» **WRITTEN REQUEST**
Give the listing again in full, exactly as written.

» **MATERIAL PROVIDED**
○ ○ ○ ○

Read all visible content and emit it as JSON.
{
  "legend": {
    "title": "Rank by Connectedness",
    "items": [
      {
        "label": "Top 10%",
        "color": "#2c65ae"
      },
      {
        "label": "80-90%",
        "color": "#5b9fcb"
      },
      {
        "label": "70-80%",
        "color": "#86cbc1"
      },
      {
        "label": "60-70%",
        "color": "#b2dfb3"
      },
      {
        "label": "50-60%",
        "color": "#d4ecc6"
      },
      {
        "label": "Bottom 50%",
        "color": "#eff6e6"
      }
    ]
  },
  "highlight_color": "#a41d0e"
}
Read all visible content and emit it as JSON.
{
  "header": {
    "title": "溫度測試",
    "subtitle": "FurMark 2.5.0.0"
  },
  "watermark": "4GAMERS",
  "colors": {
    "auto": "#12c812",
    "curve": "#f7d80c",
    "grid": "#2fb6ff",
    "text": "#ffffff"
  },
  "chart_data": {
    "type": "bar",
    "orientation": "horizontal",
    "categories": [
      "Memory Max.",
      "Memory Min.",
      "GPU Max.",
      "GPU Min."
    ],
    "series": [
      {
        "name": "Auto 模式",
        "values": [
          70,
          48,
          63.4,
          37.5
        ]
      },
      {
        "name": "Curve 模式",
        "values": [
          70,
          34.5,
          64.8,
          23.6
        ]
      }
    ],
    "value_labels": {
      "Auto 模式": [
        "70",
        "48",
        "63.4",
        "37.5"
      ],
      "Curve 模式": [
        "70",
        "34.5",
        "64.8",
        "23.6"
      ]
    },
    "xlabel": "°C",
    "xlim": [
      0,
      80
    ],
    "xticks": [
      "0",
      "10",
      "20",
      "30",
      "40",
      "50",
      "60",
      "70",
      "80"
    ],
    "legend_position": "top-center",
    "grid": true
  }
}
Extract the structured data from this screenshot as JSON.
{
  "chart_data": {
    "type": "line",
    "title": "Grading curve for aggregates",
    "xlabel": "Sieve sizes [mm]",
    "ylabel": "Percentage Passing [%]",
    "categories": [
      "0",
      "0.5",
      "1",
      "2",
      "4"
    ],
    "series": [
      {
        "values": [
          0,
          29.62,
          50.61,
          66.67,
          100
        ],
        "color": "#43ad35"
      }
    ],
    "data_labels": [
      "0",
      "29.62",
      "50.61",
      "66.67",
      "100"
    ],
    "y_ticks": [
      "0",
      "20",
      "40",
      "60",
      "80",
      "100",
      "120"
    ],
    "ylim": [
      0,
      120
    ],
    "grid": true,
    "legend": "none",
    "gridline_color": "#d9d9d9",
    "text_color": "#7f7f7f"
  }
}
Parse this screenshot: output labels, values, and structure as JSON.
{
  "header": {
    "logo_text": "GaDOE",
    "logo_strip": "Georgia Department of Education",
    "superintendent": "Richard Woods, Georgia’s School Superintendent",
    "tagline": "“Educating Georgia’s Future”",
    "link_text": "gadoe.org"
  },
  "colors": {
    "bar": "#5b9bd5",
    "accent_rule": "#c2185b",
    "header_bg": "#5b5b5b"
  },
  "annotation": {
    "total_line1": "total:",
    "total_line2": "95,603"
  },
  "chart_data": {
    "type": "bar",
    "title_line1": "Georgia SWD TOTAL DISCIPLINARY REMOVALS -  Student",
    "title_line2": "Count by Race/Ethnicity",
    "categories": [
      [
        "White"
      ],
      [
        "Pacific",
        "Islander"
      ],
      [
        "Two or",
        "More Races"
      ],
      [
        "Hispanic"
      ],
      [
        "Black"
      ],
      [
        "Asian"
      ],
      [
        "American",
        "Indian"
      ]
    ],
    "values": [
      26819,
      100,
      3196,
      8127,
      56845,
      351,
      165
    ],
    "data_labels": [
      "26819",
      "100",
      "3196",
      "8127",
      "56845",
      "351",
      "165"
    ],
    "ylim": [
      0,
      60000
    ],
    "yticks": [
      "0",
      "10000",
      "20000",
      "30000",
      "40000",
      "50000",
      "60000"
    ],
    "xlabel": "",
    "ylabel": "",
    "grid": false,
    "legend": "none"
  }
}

○ ○ ○ ○

» **SOLUTION FOR THIS TASK**
Read all visible content and emit it as JSON.
{
  "legend": {
    "title": "Rank by Connectedness",
    "items": [
      {
        "label": "Top 10%",
        "color": "#2c65ae"
      },
      {
        "label": "80-90%",
        "color": "#5b9fcb"
      },
      {
        "label": "70-80%",
        "color": "#86cbc1"
      },
      {
        "label": "60-70%",
        "color": "#b2dfb3"
      },
      {
        "label": "50-60%",
        "color": "#d4ecc6"
      },
      {
        "label": "Bottom 50%",
        "color": "#eff6e6"
      }
    ]
  },
  "highlight_color": "#a41d0e"
}
Read all visible content and emit it as JSON.
{
  "header": {
    "title": "溫度測試",
    "subtitle": "FurMark 2.5.0.0"
  },
  "watermark": "4GAMERS",
  "colors": {
    "auto": "#12c812",
    "curve": "#f7d80c",
    "grid": "#2fb6ff",
    "text": "#ffffff"
  },
  "chart_data": {
    "type": "bar",
    "orientation": "horizontal",
    "categories": [
      "Memory Max.",
      "Memory Min.",
      "GPU Max.",
      "GPU Min."
    ],
    "series": [
      {
        "name": "Auto 模式",
        "values": [
          70,
          48,
          63.4,
          37.5
        ]
      },
      {
        "name": "Curve 模式",
        "values": [
          70,
          34.5,
          64.8,
          23.6
        ]
      }
    ],
    "value_labels": {
      "Auto 模式": [
        "70",
        "48",
        "63.4",
        "37.5"
      ],
      "Curve 模式": [
        "70",
        "34.5",
        "64.8",
        "23.6"
      ]
    },
    "xlabel": "°C",
    "xlim": [
      0,
      80
    ],
    "xticks": [
      "0",
      "10",
      "20",
      "30",
      "40",
      "50",
      "60",
      "70",
      "80"
    ],
    "legend_position": "top-center",
    "grid": true
  }
}
Extract the structured data from this screenshot as JSON.
{
  "chart_data": {
    "type": "line",
    "title": "Grading curve for aggregates",
    "xlabel": "Sieve sizes [mm]",
    "ylabel": "Percentage Passing [%]",
    "categories": [
      "0",
      "0.5",
      "1",
      "2",
      "4"
    ],
    "series": [
      {
        "values": [
          0,
          29.62,
          50.61,
          66.67,
          100
        ],
        "color": "#43ad35"
      }
    ],
    "data_labels": [
      "0",
      "29.62",
      "50.61",
      "66.67",
      "100"
    ],
    "y_ticks": [
      "0",
      "20",
      "40",
      "60",
      "80",
      "100",
      "120"
    ],
    "ylim": [
      0,
      120
    ],
    "grid": true,
    "legend": "none",
    "gridline_color": "#d9d9d9",
    "text_color": "#7f7f7f"
  }
}
Parse this screenshot: output labels, values, and structure as JSON.
{
  "header": {
    "logo_text": "GaDOE",
    "logo_strip": "Georgia Department of Education",
    "superintendent": "Richard Woods, Georgia’s School Superintendent",
    "tagline": "“Educating Georgia’s Future”",
    "link_text": "gadoe.org"
  },
  "colors": {
    "bar": "#5b9bd5",
    "accent_rule": "#c2185b",
    "header_bg": "#5b5b5b"
  },
  "annotation": {
    "total_line1": "total:",
    "total_line2": "95,603"
  },
  "chart_data": {
    "type": "bar",
    "title_line1": "Georgia SWD TOTAL DISCIPLINARY REMOVALS -  Student",
    "title_line2": "Count by Race/Ethnicity",
    "categories": [
      [
        "White"
      ],
      [
        "Pacific",
        "Islander"
      ],
      [
        "Two or",
        "More Races"
      ],
      [
        "Hispanic"
      ],
      [
        "Black"
      ],
      [
        "Asian"
      ],
      [
        "American",
        "Indian"
      ]
    ],
    "values": [
      26819,
      100,
      3196,
      8127,
      56845,
      351,
      165
    ],
    "data_labels": [
      "26819",
      "100",
      "3196",
      "8127",
      "56845",
      "351",
      "165"
    ],
    "ylim": [
      0,
      60000
    ],
    "yticks": [
      "0",
      "10000",
      "20000",
      "30000",
      "40000",
      "50000",
      "60000"
    ],
    "xlabel": "",
    "ylabel": "",
    "grid": false,
    "legend": "none"
  }
}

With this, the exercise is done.